All of the data below must be repeated exactly.

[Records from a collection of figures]
"""

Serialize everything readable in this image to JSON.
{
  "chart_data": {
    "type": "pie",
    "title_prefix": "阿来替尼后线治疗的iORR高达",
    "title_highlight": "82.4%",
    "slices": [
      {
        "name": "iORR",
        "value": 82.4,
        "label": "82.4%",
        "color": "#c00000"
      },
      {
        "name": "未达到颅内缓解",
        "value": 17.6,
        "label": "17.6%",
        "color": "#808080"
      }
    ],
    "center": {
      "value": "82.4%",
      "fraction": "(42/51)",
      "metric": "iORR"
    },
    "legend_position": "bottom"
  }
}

"""

| RESULT |
Serialize everything readable in this image to JSON.
{
  "chart_data": {
    "type": "pie",
    "title_prefix": "阿来替尼后线治疗的iORR高达",
    "title_highlight": "82.4%",
    "slices": [
      {
        "name": "iORR",
        "value": 82.4,
        "label": "82.4%",
        "color": "#c00000"
      },
      {
        "name": "未达到颅内缓解",
        "value": 17.6,
        "label": "17.6%",
        "color": "#808080"
      }
    ],
    "center": {
      "value": "82.4%",
      "fraction": "(42/51)",
      "metric": "iORR"
    },
    "legend_position": "bottom"
  }
}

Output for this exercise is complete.